**PROBLEM TO SOLVE**.
Make a verbatim copy of the entries below; pictures stay out.

Dataset entries on figures
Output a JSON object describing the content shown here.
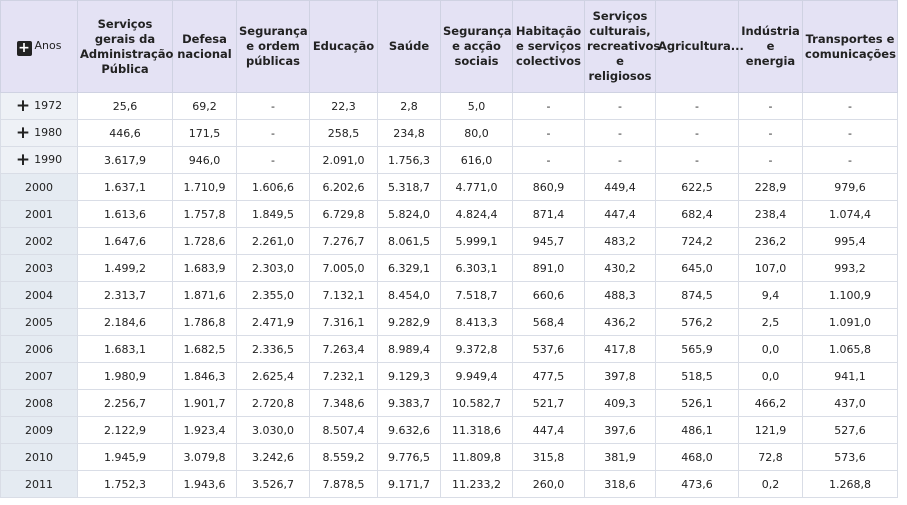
{
  "table": {
    "corner": "Anos",
    "columns": [
      "Serviços gerais da Administração Pública",
      "Defesa nacional",
      "Segurança e ordem públicas",
      "Educação",
      "Saúde",
      "Segurança e acção sociais",
      "Habitação e serviços colectivos",
      "Serviços culturais, recreativos e religiosos",
      "Agricultura...",
      "Indústria e energia",
      "Transportes e comunicações"
    ],
    "rows": [
      {
        "year": "1972",
        "expandable": true,
        "cells": [
          "25,6",
          "69,2",
          "-",
          "22,3",
          "2,8",
          "5,0",
          "-",
          "-",
          "-",
          "-",
          "-"
        ]
      },
      {
        "year": "1980",
        "expandable": true,
        "cells": [
          "446,6",
          "171,5",
          "-",
          "258,5",
          "234,8",
          "80,0",
          "-",
          "-",
          "-",
          "-",
          "-"
        ]
      },
      {
        "year": "1990",
        "expandable": true,
        "cells": [
          "3.617,9",
          "946,0",
          "-",
          "2.091,0",
          "1.756,3",
          "616,0",
          "-",
          "-",
          "-",
          "-",
          "-"
        ]
      },
      {
        "year": "2000",
        "expandable": false,
        "cells": [
          "1.637,1",
          "1.710,9",
          "1.606,6",
          "6.202,6",
          "5.318,7",
          "4.771,0",
          "860,9",
          "449,4",
          "622,5",
          "228,9",
          "979,6"
        ]
      },
      {
        "year": "2001",
        "expandable": false,
        "cells": [
          "1.613,6",
          "1.757,8",
          "1.849,5",
          "6.729,8",
          "5.824,0",
          "4.824,4",
          "871,4",
          "447,4",
          "682,4",
          "238,4",
          "1.074,4"
        ]
      },
      {
        "year": "2002",
        "expandable": false,
        "cells": [
          "1.647,6",
          "1.728,6",
          "2.261,0",
          "7.276,7",
          "8.061,5",
          "5.999,1",
          "945,7",
          "483,2",
          "724,2",
          "236,2",
          "995,4"
        ]
      },
      {
        "year": "2003",
        "expandable": false,
        "cells": [
          "1.499,2",
          "1.683,9",
          "2.303,0",
          "7.005,0",
          "6.329,1",
          "6.303,1",
          "891,0",
          "430,2",
          "645,0",
          "107,0",
          "993,2"
        ]
      },
      {
        "year": "2004",
        "expandable": false,
        "cells": [
          "2.313,7",
          "1.871,6",
          "2.355,0",
          "7.132,1",
          "8.454,0",
          "7.518,7",
          "660,6",
          "488,3",
          "874,5",
          "9,4",
          "1.100,9"
        ]
      },
      {
        "year": "2005",
        "expandable": false,
        "cells": [
          "2.184,6",
          "1.786,8",
          "2.471,9",
          "7.316,1",
          "9.282,9",
          "8.413,3",
          "568,4",
          "436,2",
          "576,2",
          "2,5",
          "1.091,0"
        ]
      },
      {
        "year": "2006",
        "expandable": false,
        "cells": [
          "1.683,1",
          "1.682,5",
          "2.336,5",
          "7.263,4",
          "8.989,4",
          "9.372,8",
          "537,6",
          "417,8",
          "565,9",
          "0,0",
          "1.065,8"
        ]
      },
      {
        "year": "2007",
        "expandable": false,
        "cells": [
          "1.980,9",
          "1.846,3",
          "2.625,4",
          "7.232,1",
          "9.129,3",
          "9.949,4",
          "477,5",
          "397,8",
          "518,5",
          "0,0",
          "941,1"
        ]
      },
      {
        "year": "2008",
        "expandable": false,
        "cells": [
          "2.256,7",
          "1.901,7",
          "2.720,8",
          "7.348,6",
          "9.383,7",
          "10.582,7",
          "521,7",
          "409,3",
          "526,1",
          "466,2",
          "437,0"
        ]
      },
      {
        "year": "2009",
        "expandable": false,
        "cells": [
          "2.122,9",
          "1.923,4",
          "3.030,0",
          "8.507,4",
          "9.632,6",
          "11.318,6",
          "447,4",
          "397,6",
          "486,1",
          "121,9",
          "527,6"
        ]
      },
      {
        "year": "2010",
        "expandable": false,
        "cells": [
          "1.945,9",
          "3.079,8",
          "3.242,6",
          "8.559,2",
          "9.776,5",
          "11.809,8",
          "315,8",
          "381,9",
          "468,0",
          "72,8",
          "573,6"
        ]
      },
      {
        "year": "2011",
        "expandable": false,
        "cells": [
          "1.752,3",
          "1.943,6",
          "3.526,7",
          "7.878,5",
          "9.171,7",
          "11.233,2",
          "260,0",
          "318,6",
          "473,6",
          "0,2",
          "1.268,8"
        ]
      }
    ]
  }
}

**SOLUTION**.
Output a JSON object describing the content shown here.
{
  "table": {
    "corner": "Anos",
    "columns": [
      "Serviços gerais da Administração Pública",
      "Defesa nacional",
      "Segurança e ordem públicas",
      "Educação",
      "Saúde",
      "Segurança e acção sociais",
      "Habitação e serviços colectivos",
      "Serviços culturais, recreativos e religiosos",
      "Agricultura...",
      "Indústria e energia",
      "Transportes e comunicações"
    ],
    "rows": [
      {
        "year": "1972",
        "expandable": true,
        "cells": [
          "25,6",
          "69,2",
          "-",
          "22,3",
          "2,8",
          "5,0",
          "-",
          "-",
          "-",
          "-",
          "-"
        ]
      },
      {
        "year": "1980",
        "expandable": true,
        "cells": [
          "446,6",
          "171,5",
          "-",
          "258,5",
          "234,8",
          "80,0",
          "-",
          "-",
          "-",
          "-",
          "-"
        ]
      },
      {
        "year": "1990",
        "expandable": true,
        "cells": [
          "3.617,9",
          "946,0",
          "-",
          "2.091,0",
          "1.756,3",
          "616,0",
          "-",
          "-",
          "-",
          "-",
          "-"
        ]
      },
      {
        "year": "2000",
        "expandable": false,
        "cells": [
          "1.637,1",
          "1.710,9",
          "1.606,6",
          "6.202,6",
          "5.318,7",
          "4.771,0",
          "860,9",
          "449,4",
          "622,5",
          "228,9",
          "979,6"
        ]
      },
      {
        "year": "2001",
        "expandable": false,
        "cells": [
          "1.613,6",
          "1.757,8",
          "1.849,5",
          "6.729,8",
          "5.824,0",
          "4.824,4",
          "871,4",
          "447,4",
          "682,4",
          "238,4",
          "1.074,4"
        ]
      },
      {
        "year": "2002",
        "expandable": false,
        "cells": [
          "1.647,6",
          "1.728,6",
          "2.261,0",
          "7.276,7",
          "8.061,5",
          "5.999,1",
          "945,7",
          "483,2",
          "724,2",
          "236,2",
          "995,4"
        ]
      },
      {
        "year": "2003",
        "expandable": false,
        "cells": [
          "1.499,2",
          "1.683,9",
          "2.303,0",
          "7.005,0",
          "6.329,1",
          "6.303,1",
          "891,0",
          "430,2",
          "645,0",
          "107,0",
          "993,2"
        ]
      },
      {
        "year": "2004",
        "expandable": false,
        "cells": [
          "2.313,7",
          "1.871,6",
          "2.355,0",
          "7.132,1",
          "8.454,0",
          "7.518,7",
          "660,6",
          "488,3",
          "874,5",
          "9,4",
          "1.100,9"
        ]
      },
      {
        "year": "2005",
        "expandable": false,
        "cells": [
          "2.184,6",
          "1.786,8",
          "2.471,9",
          "7.316,1",
          "9.282,9",
          "8.413,3",
          "568,4",
          "436,2",
          "576,2",
          "2,5",
          "1.091,0"
        ]
      },
      {
        "year": "2006",
        "expandable": false,
        "cells": [
          "1.683,1",
          "1.682,5",
          "2.336,5",
          "7.263,4",
          "8.989,4",
          "9.372,8",
          "537,6",
          "417,8",
          "565,9",
          "0,0",
          "1.065,8"
        ]
      },
      {
        "year": "2007",
        "expandable": false,
        "cells": [
          "1.980,9",
          "1.846,3",
          "2.625,4",
          "7.232,1",
          "9.129,3",
          "9.949,4",
          "477,5",
          "397,8",
          "518,5",
          "0,0",
          "941,1"
        ]
      },
      {
        "year": "2008",
        "expandable": false,
        "cells": [
          "2.256,7",
          "1.901,7",
          "2.720,8",
          "7.348,6",
          "9.383,7",
          "10.582,7",
          "521,7",
          "409,3",
          "526,1",
          "466,2",
          "437,0"
        ]
      },
      {
        "year": "2009",
        "expandable": false,
        "cells": [
          "2.122,9",
          "1.923,4",
          "3.030,0",
          "8.507,4",
          "9.632,6",
          "11.318,6",
          "447,4",
          "397,6",
          "486,1",
          "121,9",
          "527,6"
        ]
      },
      {
        "year": "2010",
        "expandable": false,
        "cells": [
          "1.945,9",
          "3.079,8",
          "3.242,6",
          "8.559,2",
          "9.776,5",
          "11.809,8",
          "315,8",
          "381,9",
          "468,0",
          "72,8",
          "573,6"
        ]
      },
      {
        "year": "2011",
        "expandable": false,
        "cells": [
          "1.752,3",
          "1.943,6",
          "3.526,7",
          "7.878,5",
          "9.171,7",
          "11.233,2",
          "260,0",
          "318,6",
          "473,6",
          "0,2",
          "1.268,8"
        ]
      }
    ]
  }
}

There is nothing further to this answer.